Kunny Izza Indah Afkarina
Peneliti, Energi Berkeadilan
Desentralisasi Energi Baru Terbarukan di Desa
Selamat untuk para pemimpin negeri yang telah terpilih. Tantangan baru telah menyambut dengan sekitar 110.000.000 jiwa penduduk Indonesia ternyata masuk dalam kategori miskin pada standar Bank Dunia untuk Purchasing Power Parity (PPP) terbaru. Bagaimana menghadapi tantangan tersebut sekaligus mengoptimalkan bonus demografi Indonesia yang dimulai sejak tahun 2020 sampai dengan 2035?

## Tugas yang Diminta a
Tulis kembali baris-baris listing mulai dari baris yang memuat "keywords-text: : microcontroller, I2C" sampai dengan baris yang memuat "abstract-body <box>127 249 850 665</box>", dengan menukar "remote data acquisition" menjadi "remote data logging" dan membiarkan selebihnya tidak berubah.

## Bahan Masukan
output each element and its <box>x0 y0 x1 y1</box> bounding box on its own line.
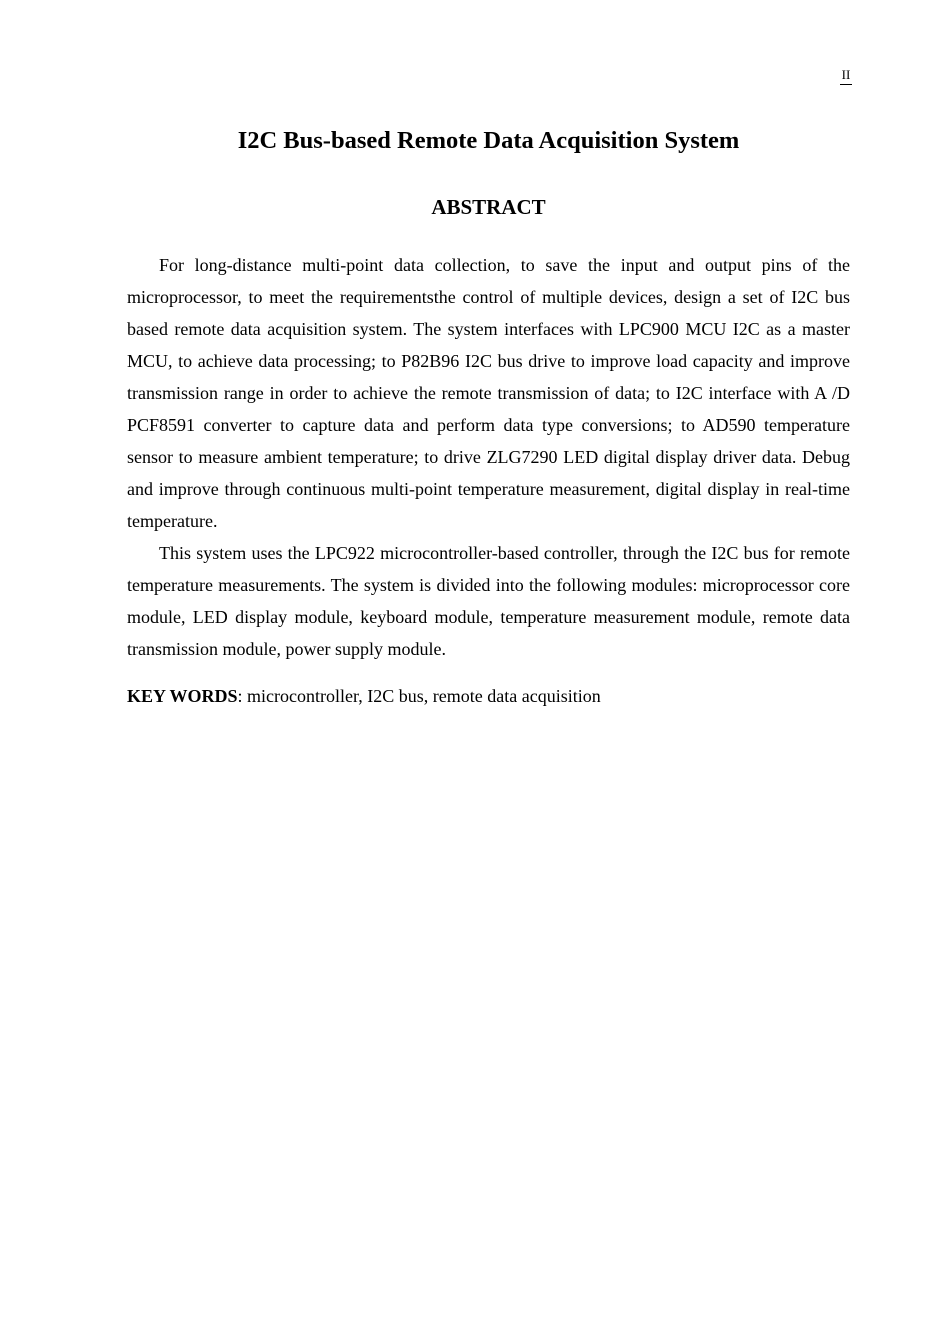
keywords-text: : microcontroller, I2C bus, remote data acquisition <box>237 686 601 706</box>
abstract-heading: ABSTRACT <box>431 195 546 219</box>
keywords-label: KEY WORDS <box>127 686 238 706</box>
keywords-line <box>127 681 850 711</box>
abstract-body <box>127 249 850 665</box>
abstract-paragraph-1: For long-distance multi-point data collection, to save the input and output pins of the microprocessor, to meet the requirementsthe control of multiple devices, design a set of I2C bus based remote data acquisition system. The system interfaces with LPC900 MCU I2C as a master MCU, to achieve data processing; to P82B96 I2C bus drive to improve load capacity and improve transmission range in order to achieve the remote transmission of data; to I2C interface with A /D PCF8591 converter to capture data and perform data type conversions; to AD590 temperature sensor to measure ambient temperature; to drive ZLG7290 LED digital display driver data. Debug and improve through continuous multi-point temperature measurement, digital display in real-time temperature. <box>127 255 850 531</box>
page-number: II <box>840 66 852 85</box>
abstract-paragraph-2: This system uses the LPC922 microcontroller-based controller, through the I2C bus for remote temperature measurements. The system is divided into the following modules: microprocessor core module, LED display module, keyboard module, temperature measurement module, remote data transmission module, power supply module. <box>127 543 850 659</box>
document-title: I2C Bus-based Remote Data Acquisition System <box>237 127 740 154</box>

## Tugas yang Diminta b
Teruskan tulisan tentang desentralisasi energi baru terbarukan di desa dari titik akhirnya.

## Keluaran yang Diharapkan a
keywords-text: : microcontroller, I2C bus, remote data logging <box>237 686 601 706</box>
abstract-heading: ABSTRACT <box>431 195 546 219</box>
keywords-label: KEY WORDS <box>127 686 238 706</box>
keywords-line <box>127 681 850 711</box>
abstract-body <box>127 249 850 665</box>

## Keluaran yang Diharapkan b
Indonesia memiliki peluang emas menjadi negara dengan perekonomian terbesar ketujuh di dunia pada tahun 2030 (Studi McKinsey 2012) dan perekonomian terbesar keempat pada tahun 2050 (Studi Goldman Sachs 2022), diantaranya melalui pembangunan ekonomi hijau. Salah strategi yang dapat dilaksanakan adalah dengan desentralisasi Energi Baru Terbarukan (EBT) yang berkeadilan. Demografi yang tersebar di luar Jamali (Jawa, Madura, dan Bali) menyebabkan tingginya biaya investasi infrastruktur. Serta ditambah dengan sebagian besar teknologi EBT masih impor turut semakin meningkatkan biaya investasi EBT dan menyebabkan terhambatnya perkembangan EBT di tingkat daerah. Akan tetapi pada sisi lain, setiap daerah juga memiliki ragam potensi EBT dengan masing-masing skala kapasitas yang cukup besar, maupun potensi ekonomi produktif dengan produk - produk kualitas ekspor.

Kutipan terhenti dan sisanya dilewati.